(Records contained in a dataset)

* * * * * * * * *

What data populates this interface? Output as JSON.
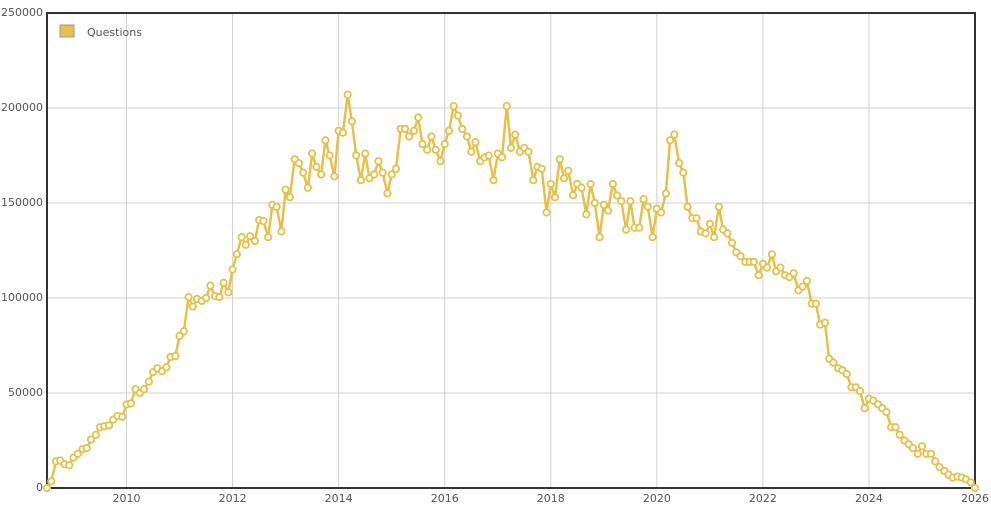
{
  "chart_data": {
    "type": "line",
    "x": [
      2008.5,
      2008.58,
      2008.67,
      2008.75,
      2008.83,
      2008.92,
      2009,
      2009.08,
      2009.17,
      2009.25,
      2009.33,
      2009.42,
      2009.5,
      2009.58,
      2009.67,
      2009.75,
      2009.83,
      2009.92,
      2010,
      2010.08,
      2010.17,
      2010.25,
      2010.33,
      2010.42,
      2010.5,
      2010.58,
      2010.67,
      2010.75,
      2010.83,
      2010.92,
      2011,
      2011.08,
      2011.17,
      2011.25,
      2011.33,
      2011.42,
      2011.5,
      2011.58,
      2011.67,
      2011.75,
      2011.83,
      2011.92,
      2012,
      2012.08,
      2012.17,
      2012.25,
      2012.33,
      2012.42,
      2012.5,
      2012.58,
      2012.67,
      2012.75,
      2012.83,
      2012.92,
      2013,
      2013.08,
      2013.17,
      2013.25,
      2013.33,
      2013.42,
      2013.5,
      2013.58,
      2013.67,
      2013.75,
      2013.83,
      2013.92,
      2014,
      2014.08,
      2014.17,
      2014.25,
      2014.33,
      2014.42,
      2014.5,
      2014.58,
      2014.67,
      2014.75,
      2014.83,
      2014.92,
      2015,
      2015.08,
      2015.17,
      2015.25,
      2015.33,
      2015.42,
      2015.5,
      2015.58,
      2015.67,
      2015.75,
      2015.83,
      2015.92,
      2016,
      2016.08,
      2016.17,
      2016.25,
      2016.33,
      2016.42,
      2016.5,
      2016.58,
      2016.67,
      2016.75,
      2016.83,
      2016.92,
      2017,
      2017.08,
      2017.17,
      2017.25,
      2017.33,
      2017.42,
      2017.5,
      2017.58,
      2017.67,
      2017.75,
      2017.83,
      2017.92,
      2018,
      2018.08,
      2018.17,
      2018.25,
      2018.33,
      2018.42,
      2018.5,
      2018.58,
      2018.67,
      2018.75,
      2018.83,
      2018.92,
      2019,
      2019.08,
      2019.17,
      2019.25,
      2019.33,
      2019.42,
      2019.5,
      2019.58,
      2019.67,
      2019.75,
      2019.83,
      2019.92,
      2020,
      2020.08,
      2020.17,
      2020.25,
      2020.33,
      2020.42,
      2020.5,
      2020.58,
      2020.67,
      2020.75,
      2020.83,
      2020.92,
      2021,
      2021.08,
      2021.17,
      2021.25,
      2021.33,
      2021.42,
      2021.5,
      2021.58,
      2021.67,
      2021.75,
      2021.83,
      2021.92,
      2022,
      2022.08,
      2022.17,
      2022.25,
      2022.33,
      2022.42,
      2022.5,
      2022.58,
      2022.67,
      2022.75,
      2022.83,
      2022.92,
      2023,
      2023.08,
      2023.17,
      2023.25,
      2023.33,
      2023.42,
      2023.5,
      2023.58,
      2023.67,
      2023.75,
      2023.83,
      2023.92,
      2024,
      2024.08,
      2024.17,
      2024.25,
      2024.33,
      2024.42,
      2024.5,
      2024.58,
      2024.67,
      2024.75,
      2024.83,
      2024.92,
      2025,
      2025.08,
      2025.17,
      2025.25,
      2025.33,
      2025.42,
      2025.5,
      2025.58,
      2025.67,
      2025.75,
      2025.83,
      2025.92,
      2026
    ],
    "series": [
      {
        "name": "Questions",
        "color": "#e5c04b",
        "values": [
          0,
          3500,
          14000,
          14500,
          12500,
          12000,
          16000,
          18000,
          20500,
          21000,
          25500,
          28000,
          32000,
          32500,
          33000,
          36000,
          38000,
          37500,
          44000,
          44500,
          52000,
          50000,
          52000,
          56000,
          61000,
          63000,
          61500,
          63500,
          69000,
          69500,
          80000,
          82500,
          100500,
          95500,
          99500,
          98500,
          100000,
          106500,
          101000,
          100500,
          108000,
          103000,
          115000,
          123000,
          132000,
          128000,
          132500,
          130000,
          141000,
          140500,
          132000,
          149000,
          148000,
          135000,
          157000,
          153000,
          173000,
          171000,
          166000,
          158000,
          176000,
          169000,
          165000,
          183000,
          175000,
          164000,
          188000,
          187000,
          207000,
          193000,
          175000,
          162000,
          176000,
          163000,
          165000,
          172000,
          166000,
          155000,
          165000,
          168000,
          189000,
          189000,
          185000,
          188000,
          195000,
          181000,
          178000,
          185000,
          178000,
          172000,
          181000,
          188000,
          201000,
          196000,
          189000,
          185000,
          177000,
          182000,
          172000,
          174000,
          175000,
          162000,
          176000,
          174000,
          201000,
          179000,
          186000,
          177000,
          179000,
          177000,
          162000,
          169000,
          168000,
          145000,
          160000,
          153000,
          173000,
          163000,
          167000,
          154000,
          160000,
          158000,
          144000,
          160000,
          150000,
          132000,
          149000,
          146000,
          160000,
          154000,
          151000,
          136000,
          151000,
          137000,
          137000,
          152000,
          148000,
          132000,
          147000,
          145000,
          155000,
          183000,
          186000,
          171000,
          166000,
          148000,
          142000,
          142000,
          135000,
          134000,
          139000,
          132000,
          148000,
          136000,
          134000,
          129000,
          124000,
          122000,
          119000,
          119000,
          119000,
          112000,
          118000,
          116000,
          123000,
          114000,
          116000,
          112000,
          111000,
          113000,
          104000,
          106000,
          109000,
          97000,
          97000,
          86000,
          87000,
          68000,
          66000,
          63000,
          62000,
          60000,
          53000,
          53000,
          51000,
          42000,
          47000,
          46000,
          44000,
          42000,
          40000,
          32000,
          32000,
          28000,
          25000,
          23000,
          21000,
          18000,
          22000,
          18000,
          18000,
          14000,
          11000,
          9000,
          7000,
          5500,
          6000,
          5500,
          4500,
          3000,
          0
        ]
      }
    ],
    "xlim": [
      2008.5,
      2026
    ],
    "xticks": [
      2010,
      2012,
      2014,
      2016,
      2018,
      2020,
      2022,
      2024,
      2026
    ],
    "ylim": [
      0,
      250000
    ],
    "yticks": [
      0,
      50000,
      100000,
      150000,
      200000,
      250000
    ],
    "grid": true,
    "legend": "upper left"
  }
}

* * * * * * * * *

# [What this task involves]
Every record above should be written out again exactly; the pictures stay out of the copy.

# [Written response]
What data populates this interface? Output as JSON.
{
  "chart_data": {
    "type": "line",
    "x": [
      2008.5,
      2008.58,
      2008.67,
      2008.75,
      2008.83,
      2008.92,
      2009,
      2009.08,
      2009.17,
      2009.25,
      2009.33,
      2009.42,
      2009.5,
      2009.58,
      2009.67,
      2009.75,
      2009.83,
      2009.92,
      2010,
      2010.08,
      2010.17,
      2010.25,
      2010.33,
      2010.42,
      2010.5,
      2010.58,
      2010.67,
      2010.75,
      2010.83,
      2010.92,
      2011,
      2011.08,
      2011.17,
      2011.25,
      2011.33,
      2011.42,
      2011.5,
      2011.58,
      2011.67,
      2011.75,
      2011.83,
      2011.92,
      2012,
      2012.08,
      2012.17,
      2012.25,
      2012.33,
      2012.42,
      2012.5,
      2012.58,
      2012.67,
      2012.75,
      2012.83,
      2012.92,
      2013,
      2013.08,
      2013.17,
      2013.25,
      2013.33,
      2013.42,
      2013.5,
      2013.58,
      2013.67,
      2013.75,
      2013.83,
      2013.92,
      2014,
      2014.08,
      2014.17,
      2014.25,
      2014.33,
      2014.42,
      2014.5,
      2014.58,
      2014.67,
      2014.75,
      2014.83,
      2014.92,
      2015,
      2015.08,
      2015.17,
      2015.25,
      2015.33,
      2015.42,
      2015.5,
      2015.58,
      2015.67,
      2015.75,
      2015.83,
      2015.92,
      2016,
      2016.08,
      2016.17,
      2016.25,
      2016.33,
      2016.42,
      2016.5,
      2016.58,
      2016.67,
      2016.75,
      2016.83,
      2016.92,
      2017,
      2017.08,
      2017.17,
      2017.25,
      2017.33,
      2017.42,
      2017.5,
      2017.58,
      2017.67,
      2017.75,
      2017.83,
      2017.92,
      2018,
      2018.08,
      2018.17,
      2018.25,
      2018.33,
      2018.42,
      2018.5,
      2018.58,
      2018.67,
      2018.75,
      2018.83,
      2018.92,
      2019,
      2019.08,
      2019.17,
      2019.25,
      2019.33,
      2019.42,
      2019.5,
      2019.58,
      2019.67,
      2019.75,
      2019.83,
      2019.92,
      2020,
      2020.08,
      2020.17,
      2020.25,
      2020.33,
      2020.42,
      2020.5,
      2020.58,
      2020.67,
      2020.75,
      2020.83,
      2020.92,
      2021,
      2021.08,
      2021.17,
      2021.25,
      2021.33,
      2021.42,
      2021.5,
      2021.58,
      2021.67,
      2021.75,
      2021.83,
      2021.92,
      2022,
      2022.08,
      2022.17,
      2022.25,
      2022.33,
      2022.42,
      2022.5,
      2022.58,
      2022.67,
      2022.75,
      2022.83,
      2022.92,
      2023,
      2023.08,
      2023.17,
      2023.25,
      2023.33,
      2023.42,
      2023.5,
      2023.58,
      2023.67,
      2023.75,
      2023.83,
      2023.92,
      2024,
      2024.08,
      2024.17,
      2024.25,
      2024.33,
      2024.42,
      2024.5,
      2024.58,
      2024.67,
      2024.75,
      2024.83,
      2024.92,
      2025,
      2025.08,
      2025.17,
      2025.25,
      2025.33,
      2025.42,
      2025.5,
      2025.58,
      2025.67,
      2025.75,
      2025.83,
      2025.92,
      2026
    ],
    "series": [
      {
        "name": "Questions",
        "color": "#e5c04b",
        "values": [
          0,
          3500,
          14000,
          14500,
          12500,
          12000,
          16000,
          18000,
          20500,
          21000,
          25500,
          28000,
          32000,
          32500,
          33000,
          36000,
          38000,
          37500,
          44000,
          44500,
          52000,
          50000,
          52000,
          56000,
          61000,
          63000,
          61500,
          63500,
          69000,
          69500,
          80000,
          82500,
          100500,
          95500,
          99500,
          98500,
          100000,
          106500,
          101000,
          100500,
          108000,
          103000,
          115000,
          123000,
          132000,
          128000,
          132500,
          130000,
          141000,
          140500,
          132000,
          149000,
          148000,
          135000,
          157000,
          153000,
          173000,
          171000,
          166000,
          158000,
          176000,
          169000,
          165000,
          183000,
          175000,
          164000,
          188000,
          187000,
          207000,
          193000,
          175000,
          162000,
          176000,
          163000,
          165000,
          172000,
          166000,
          155000,
          165000,
          168000,
          189000,
          189000,
          185000,
          188000,
          195000,
          181000,
          178000,
          185000,
          178000,
          172000,
          181000,
          188000,
          201000,
          196000,
          189000,
          185000,
          177000,
          182000,
          172000,
          174000,
          175000,
          162000,
          176000,
          174000,
          201000,
          179000,
          186000,
          177000,
          179000,
          177000,
          162000,
          169000,
          168000,
          145000,
          160000,
          153000,
          173000,
          163000,
          167000,
          154000,
          160000,
          158000,
          144000,
          160000,
          150000,
          132000,
          149000,
          146000,
          160000,
          154000,
          151000,
          136000,
          151000,
          137000,
          137000,
          152000,
          148000,
          132000,
          147000,
          145000,
          155000,
          183000,
          186000,
          171000,
          166000,
          148000,
          142000,
          142000,
          135000,
          134000,
          139000,
          132000,
          148000,
          136000,
          134000,
          129000,
          124000,
          122000,
          119000,
          119000,
          119000,
          112000,
          118000,
          116000,
          123000,
          114000,
          116000,
          112000,
          111000,
          113000,
          104000,
          106000,
          109000,
          97000,
          97000,
          86000,
          87000,
          68000,
          66000,
          63000,
          62000,
          60000,
          53000,
          53000,
          51000,
          42000,
          47000,
          46000,
          44000,
          42000,
          40000,
          32000,
          32000,
          28000,
          25000,
          23000,
          21000,
          18000,
          22000,
          18000,
          18000,
          14000,
          11000,
          9000,
          7000,
          5500,
          6000,
          5500,
          4500,
          3000,
          0
        ]
      }
    ],
    "xlim": [
      2008.5,
      2026
    ],
    "xticks": [
      2010,
      2012,
      2014,
      2016,
      2018,
      2020,
      2022,
      2024,
      2026
    ],
    "ylim": [
      0,
      250000
    ],
    "yticks": [
      0,
      50000,
      100000,
      150000,
      200000,
      250000
    ],
    "grid": true,
    "legend": "upper left"
  }
}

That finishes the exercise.